# Material for this exercise
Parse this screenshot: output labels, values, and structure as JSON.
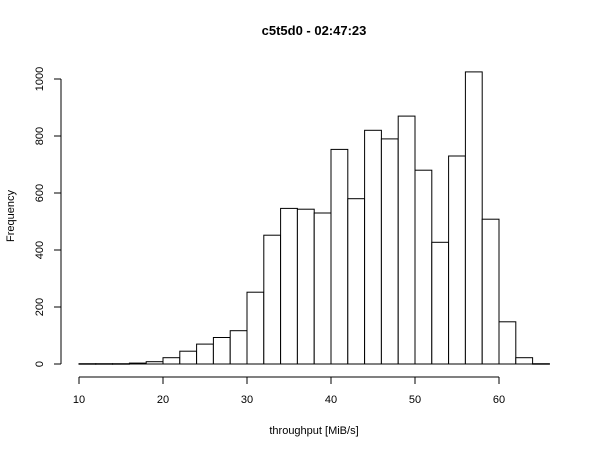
{
  "chart_data": {
    "type": "bar",
    "title": "c5t5d0 - 02:47:23",
    "xlabel": "throughput [MiB/s]",
    "ylabel": "Frequency",
    "xlim": [
      10,
      66
    ],
    "ylim": [
      0,
      1000
    ],
    "x_ticks": [
      10,
      20,
      30,
      40,
      50,
      60
    ],
    "y_ticks": [
      0,
      200,
      400,
      600,
      800,
      1000
    ],
    "bin_width": 2,
    "bins": [
      {
        "x0": 10,
        "x1": 12,
        "value": 1
      },
      {
        "x0": 12,
        "x1": 14,
        "value": 1
      },
      {
        "x0": 14,
        "x1": 16,
        "value": 1
      },
      {
        "x0": 16,
        "x1": 18,
        "value": 3
      },
      {
        "x0": 18,
        "x1": 20,
        "value": 8
      },
      {
        "x0": 20,
        "x1": 22,
        "value": 22
      },
      {
        "x0": 22,
        "x1": 24,
        "value": 45
      },
      {
        "x0": 24,
        "x1": 26,
        "value": 70
      },
      {
        "x0": 26,
        "x1": 28,
        "value": 93
      },
      {
        "x0": 28,
        "x1": 30,
        "value": 117
      },
      {
        "x0": 30,
        "x1": 32,
        "value": 252
      },
      {
        "x0": 32,
        "x1": 34,
        "value": 452
      },
      {
        "x0": 34,
        "x1": 36,
        "value": 546
      },
      {
        "x0": 36,
        "x1": 38,
        "value": 543
      },
      {
        "x0": 38,
        "x1": 40,
        "value": 530
      },
      {
        "x0": 40,
        "x1": 42,
        "value": 753
      },
      {
        "x0": 42,
        "x1": 44,
        "value": 580
      },
      {
        "x0": 44,
        "x1": 46,
        "value": 820
      },
      {
        "x0": 46,
        "x1": 48,
        "value": 790
      },
      {
        "x0": 48,
        "x1": 50,
        "value": 870
      },
      {
        "x0": 50,
        "x1": 52,
        "value": 680
      },
      {
        "x0": 52,
        "x1": 54,
        "value": 427
      },
      {
        "x0": 54,
        "x1": 56,
        "value": 730
      },
      {
        "x0": 56,
        "x1": 58,
        "value": 1025
      },
      {
        "x0": 58,
        "x1": 60,
        "value": 508
      },
      {
        "x0": 60,
        "x1": 62,
        "value": 148
      },
      {
        "x0": 62,
        "x1": 64,
        "value": 22
      },
      {
        "x0": 64,
        "x1": 66,
        "value": 1
      }
    ],
    "grid": false,
    "legend": "none"
  }
}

# Instruction
Take the data above and repeat it exactly, leaving each picture out.

# Solution to the problem
Parse this screenshot: output labels, values, and structure as JSON.
{
  "chart_data": {
    "type": "bar",
    "title": "c5t5d0 - 02:47:23",
    "xlabel": "throughput [MiB/s]",
    "ylabel": "Frequency",
    "xlim": [
      10,
      66
    ],
    "ylim": [
      0,
      1000
    ],
    "x_ticks": [
      10,
      20,
      30,
      40,
      50,
      60
    ],
    "y_ticks": [
      0,
      200,
      400,
      600,
      800,
      1000
    ],
    "bin_width": 2,
    "bins": [
      {
        "x0": 10,
        "x1": 12,
        "value": 1
      },
      {
        "x0": 12,
        "x1": 14,
        "value": 1
      },
      {
        "x0": 14,
        "x1": 16,
        "value": 1
      },
      {
        "x0": 16,
        "x1": 18,
        "value": 3
      },
      {
        "x0": 18,
        "x1": 20,
        "value": 8
      },
      {
        "x0": 20,
        "x1": 22,
        "value": 22
      },
      {
        "x0": 22,
        "x1": 24,
        "value": 45
      },
      {
        "x0": 24,
        "x1": 26,
        "value": 70
      },
      {
        "x0": 26,
        "x1": 28,
        "value": 93
      },
      {
        "x0": 28,
        "x1": 30,
        "value": 117
      },
      {
        "x0": 30,
        "x1": 32,
        "value": 252
      },
      {
        "x0": 32,
        "x1": 34,
        "value": 452
      },
      {
        "x0": 34,
        "x1": 36,
        "value": 546
      },
      {
        "x0": 36,
        "x1": 38,
        "value": 543
      },
      {
        "x0": 38,
        "x1": 40,
        "value": 530
      },
      {
        "x0": 40,
        "x1": 42,
        "value": 753
      },
      {
        "x0": 42,
        "x1": 44,
        "value": 580
      },
      {
        "x0": 44,
        "x1": 46,
        "value": 820
      },
      {
        "x0": 46,
        "x1": 48,
        "value": 790
      },
      {
        "x0": 48,
        "x1": 50,
        "value": 870
      },
      {
        "x0": 50,
        "x1": 52,
        "value": 680
      },
      {
        "x0": 52,
        "x1": 54,
        "value": 427
      },
      {
        "x0": 54,
        "x1": 56,
        "value": 730
      },
      {
        "x0": 56,
        "x1": 58,
        "value": 1025
      },
      {
        "x0": 58,
        "x1": 60,
        "value": 508
      },
      {
        "x0": 60,
        "x1": 62,
        "value": 148
      },
      {
        "x0": 62,
        "x1": 64,
        "value": 22
      },
      {
        "x0": 64,
        "x1": 66,
        "value": 1
      }
    ],
    "grid": false,
    "legend": "none"
  }
}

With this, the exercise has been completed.